■ Exercise brief
Your task is to transcribe the records exactly, skipping every image.

■ Materials provided
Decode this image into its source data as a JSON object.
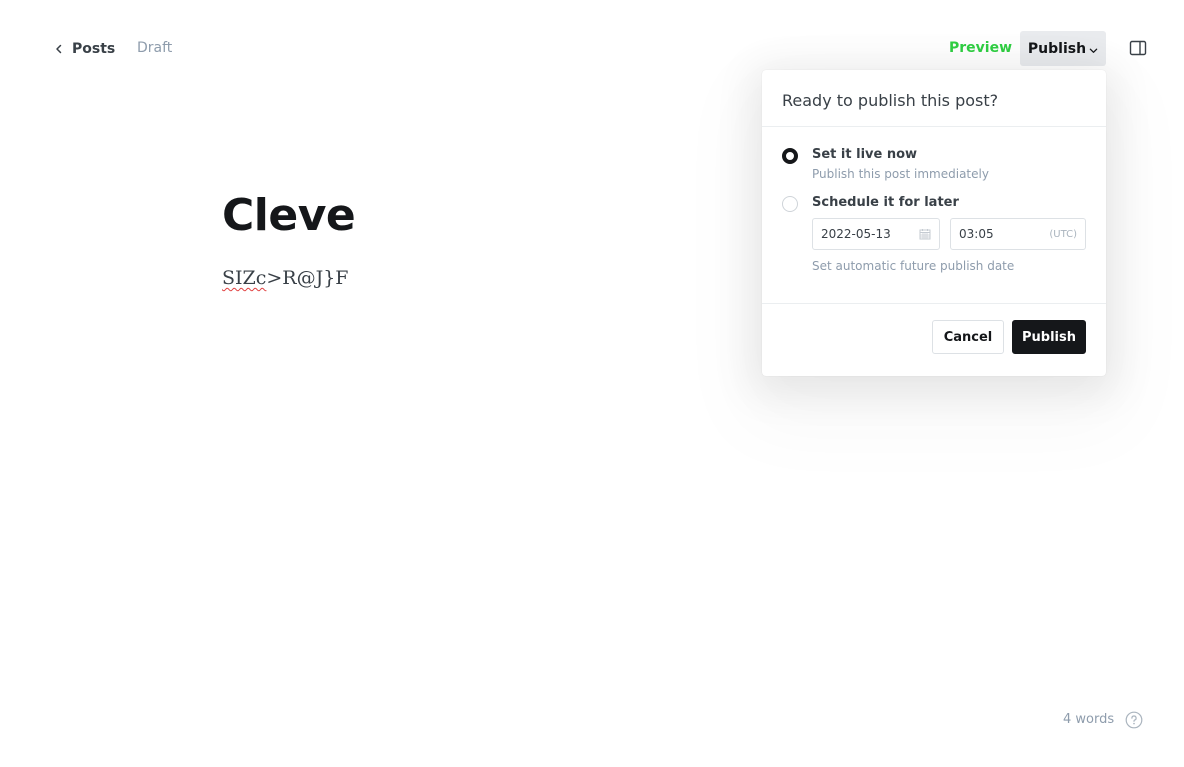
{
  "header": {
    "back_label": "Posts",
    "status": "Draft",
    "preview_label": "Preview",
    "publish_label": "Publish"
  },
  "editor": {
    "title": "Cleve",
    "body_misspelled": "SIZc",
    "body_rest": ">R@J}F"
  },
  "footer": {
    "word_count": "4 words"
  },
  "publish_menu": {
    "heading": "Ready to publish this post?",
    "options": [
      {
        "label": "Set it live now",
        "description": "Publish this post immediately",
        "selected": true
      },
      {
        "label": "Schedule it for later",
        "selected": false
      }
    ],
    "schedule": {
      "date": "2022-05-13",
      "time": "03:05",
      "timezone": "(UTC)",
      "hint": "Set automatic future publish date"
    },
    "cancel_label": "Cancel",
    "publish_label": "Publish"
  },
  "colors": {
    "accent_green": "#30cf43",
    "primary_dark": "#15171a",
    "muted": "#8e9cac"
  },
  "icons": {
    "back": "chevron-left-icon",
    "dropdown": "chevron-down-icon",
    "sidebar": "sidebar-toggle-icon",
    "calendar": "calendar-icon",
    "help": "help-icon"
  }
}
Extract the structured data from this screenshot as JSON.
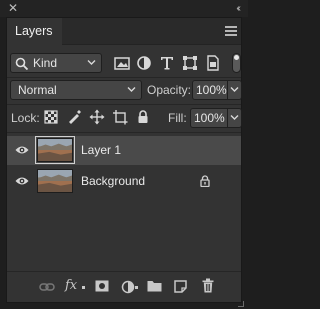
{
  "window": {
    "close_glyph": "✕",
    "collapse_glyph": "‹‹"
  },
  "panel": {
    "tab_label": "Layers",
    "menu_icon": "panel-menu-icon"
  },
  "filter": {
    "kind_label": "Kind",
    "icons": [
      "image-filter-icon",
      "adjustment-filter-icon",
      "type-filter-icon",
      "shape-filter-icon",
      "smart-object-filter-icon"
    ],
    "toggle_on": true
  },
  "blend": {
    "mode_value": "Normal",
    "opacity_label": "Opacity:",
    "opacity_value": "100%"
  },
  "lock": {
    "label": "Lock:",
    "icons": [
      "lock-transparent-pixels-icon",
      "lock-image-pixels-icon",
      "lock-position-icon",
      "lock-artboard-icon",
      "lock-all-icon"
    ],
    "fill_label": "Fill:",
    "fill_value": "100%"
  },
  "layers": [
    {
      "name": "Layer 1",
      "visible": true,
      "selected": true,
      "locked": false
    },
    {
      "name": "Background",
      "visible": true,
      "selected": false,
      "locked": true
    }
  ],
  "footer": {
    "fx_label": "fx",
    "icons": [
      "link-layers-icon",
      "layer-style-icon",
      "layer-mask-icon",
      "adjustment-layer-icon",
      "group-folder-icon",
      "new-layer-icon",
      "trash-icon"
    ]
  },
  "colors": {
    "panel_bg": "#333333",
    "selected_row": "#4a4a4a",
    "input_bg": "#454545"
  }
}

■ Result of this exercise
Decode this image into its source data as a JSON object.
{
  "header": {
    "back_label": "Posts",
    "status": "Draft",
    "preview_label": "Preview",
    "publish_label": "Publish"
  },
  "editor": {
    "title": "Cleve",
    "body_misspelled": "SIZc",
    "body_rest": ">R@J}F"
  },
  "footer": {
    "word_count": "4 words"
  },
  "publish_menu": {
    "heading": "Ready to publish this post?",
    "options": [
      {
        "label": "Set it live now",
        "description": "Publish this post immediately",
        "selected": true
      },
      {
        "label": "Schedule it for later",
        "selected": false
      }
    ],
    "schedule": {
      "date": "2022-05-13",
      "time": "03:05",
      "timezone": "(UTC)",
      "hint": "Set automatic future publish date"
    },
    "cancel_label": "Cancel",
    "publish_label": "Publish"
  },
  "colors": {
    "accent_green": "#30cf43",
    "primary_dark": "#15171a",
    "muted": "#8e9cac"
  },
  "icons": {
    "back": "chevron-left-icon",
    "dropdown": "chevron-down-icon",
    "sidebar": "sidebar-toggle-icon",
    "calendar": "calendar-icon",
    "help": "help-icon"
  }
}
Extract the structured data from this screenshot as JSON.
{
  "window": {
    "close_glyph": "✕",
    "collapse_glyph": "‹‹"
  },
  "panel": {
    "tab_label": "Layers",
    "menu_icon": "panel-menu-icon"
  },
  "filter": {
    "kind_label": "Kind",
    "icons": [
      "image-filter-icon",
      "adjustment-filter-icon",
      "type-filter-icon",
      "shape-filter-icon",
      "smart-object-filter-icon"
    ],
    "toggle_on": true
  },
  "blend": {
    "mode_value": "Normal",
    "opacity_label": "Opacity:",
    "opacity_value": "100%"
  },
  "lock": {
    "label": "Lock:",
    "icons": [
      "lock-transparent-pixels-icon",
      "lock-image-pixels-icon",
      "lock-position-icon",
      "lock-artboard-icon",
      "lock-all-icon"
    ],
    "fill_label": "Fill:",
    "fill_value": "100%"
  },
  "layers": [
    {
      "name": "Layer 1",
      "visible": true,
      "selected": true,
      "locked": false
    },
    {
      "name": "Background",
      "visible": true,
      "selected": false,
      "locked": true
    }
  ],
  "footer": {
    "fx_label": "fx",
    "icons": [
      "link-layers-icon",
      "layer-style-icon",
      "layer-mask-icon",
      "adjustment-layer-icon",
      "group-folder-icon",
      "new-layer-icon",
      "trash-icon"
    ]
  },
  "colors": {
    "panel_bg": "#333333",
    "selected_row": "#4a4a4a",
    "input_bg": "#454545"
  }
}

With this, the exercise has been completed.